Textauszug:
|---|
Ein Artikel für den Spiritualismus in Thackeray’s Monatsschrift, das war schon literarisches Ereigniß genug. Und nun erst, was darin stand! Die höchsten, geachtetsten, ehrwürdigsten Namen des Standes, der Politik und Wissenschaft, die darin als gläubige und bekehrte Spiritualisten auftraten! Es klang fast ebenso fabelhaft, wie die darin erzählten Wunder selbst. Hernach trat sogar noch William Howitt, ein alter Literat und Gelehrter mit viel deutscher Bildung und Verfasser eines pfaffenfeindlichen Buchs, als Vertheidiger gegen Angriffe und als eifriger Spiritualist öffentlich auf und bürgte für eine Menge fabelhafter spiritualistischer Offenbarungen und zwar mit Zeugen und Bürgen erster Classe. Merkwürdig: lauter Namen ersten Ranges. Der Spiritualismus tritt in Europa entschieden als noble Passion der höchsten Stände auf. Mr. Home, „der Geisterkönig des neunzehnten Jahrhunderts“, als welchen wir ihn unsern Lesern früher einmal vorstellten, hatte in England fast nur mit höchster Aristokratie und im übrigen Europa bis Petersburg nur mit Kaisern, Königen und Fürsten zu thun. Nur in Amerika, seiner Heimath, ist der Spiritualismus bereits eine Institution, eine Religion aller Classen geworden, weil es dort keine Kaiser und Könige gibt, auf die er sich beschränken könnte. Es blieb ihm nichts Anderes übrig, als im „Lande von Freiheitsflegeln, wo sie ohne König kegeln, wo sie ohne Spucknapf spei’n“, sich mit den großen Massen gemein zu machen. In der alten Welt hat er sich aber bis jetzt ziemlich hoch und vornehm gehalten, jedoch ohne sich den Neu- und Wißbegierigen zu verschließen. Das Schlimmste für uns Ungläubige dabei ist, daß er’s nicht blos Kaisern und Königen und englischen Lords angethan, sondern leider auch Männern der Wissenschaft, die nun kühn als Bekenner und Apostel des Spiritualismus auftreten und in ihm eine neue Religion des Heils begrüßen.
|---|
Datenteil:
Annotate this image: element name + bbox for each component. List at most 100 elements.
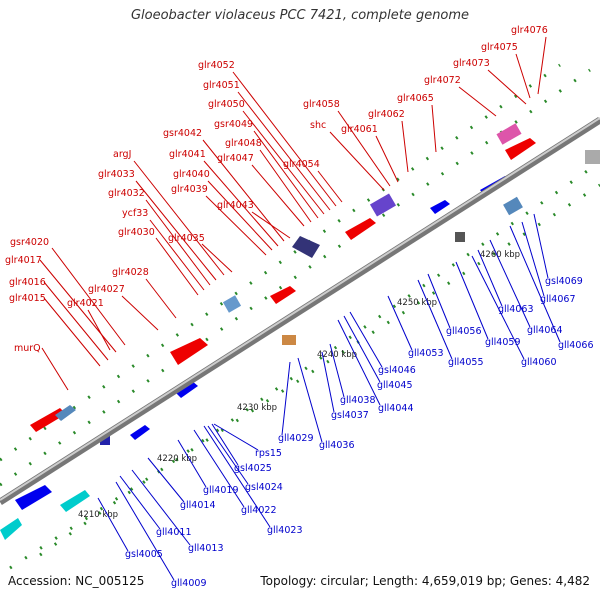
|---|
Ihre Aufgaben:
a) In welchem Land ist der Spiritualismus laut dem Text über den Spiritualismus bereits zu einer Religion aller Classen geworden?
b) Schreiben Sie den Text über den Spiritualismus im Anschluss an seinen letzten Satz weiter.
Die Zeilen spielen hierfür keine Rolle.

Lösungen:
a) In Amerika.

b)
Was ist das für eine Macht, der sich nicht nur absolute Potentaten beugen, sondern auch Männer der Wissenschaft? Lächerlicher Weise nichts als die alte Klopfgeisterei, tanzende Stühle, drehende Tische, verdrehte Köpfe – aber mit einigen neuen, schauerlichen Kunststücken, als da sind: frei in der Luft schwebende Tische, frei in der Luft schwebende Menschen, aus lichtem Luftnebel hervorwachsende Hände citirter Geister, Schwefel- und Phosphorgeruch, eigenthümliches Wehen und Hauchen in der Luft, Prickeln und Kribbeln an den Haarwurzeln, Kneifen in Damenwaden, Kitzeln unter den Strumpfbändern und sonstige unanständige Foppereien, gelegentlich musikalische Leistungen aus unsichtbaren Regionen bis zu Mozart, der unlängst persönlich in einer Kirche zu Rom eine seiner Messen vortrug.

Also das nennt man Spiritualismus? Und an diesen Blödsinn, Betrug und Schwindel, zu schlecht für die ältesten, dem Trunke ergebenen Wasch- und Hökerweiber in unsern aufgeklärten Tagen, glauben Kaiser, Könige, Lords und Naturforscher? Ja, so ist’s. Und dies ist just das größte Wunder dabei, das wir Ungläubigen durchaus nicht mehr mit bloßer Verspottung abweisen können, wenn wir uns nicht eben so stark an der Menschheit versündigen wollen, wie die Geisterkönige und ihre Millionen treuer Unterthanen.

Wir haben zu viel Zeugnisse gebildeter Männer für die Thatsachen des Spiritualismus, als daß wir ihm ohne weitere Complimente den Rücken kehren dürften. Nein, unter den gegebenen und sich immer weiter entwickelnden Verhältnissen ist es unsere Schuldigkeit, diese Leute mindestens anzuhören und zu untersuchen, wie’s etwa zugegangen sein könnte, daß sie sich alle täuschten und respective betrügen ließen, wie’s der Spiritualismus zu Anhängern und Gläubigen der höchsten Stände, der exactesten Wissenschaft, zu Millionen Opfern bringen konnte. Wir von unserm Standpunkt aus sehen das Ganze als kolossalen Schwindel an, dessen Aufklärung freilich noch außer unserer Macht liegt.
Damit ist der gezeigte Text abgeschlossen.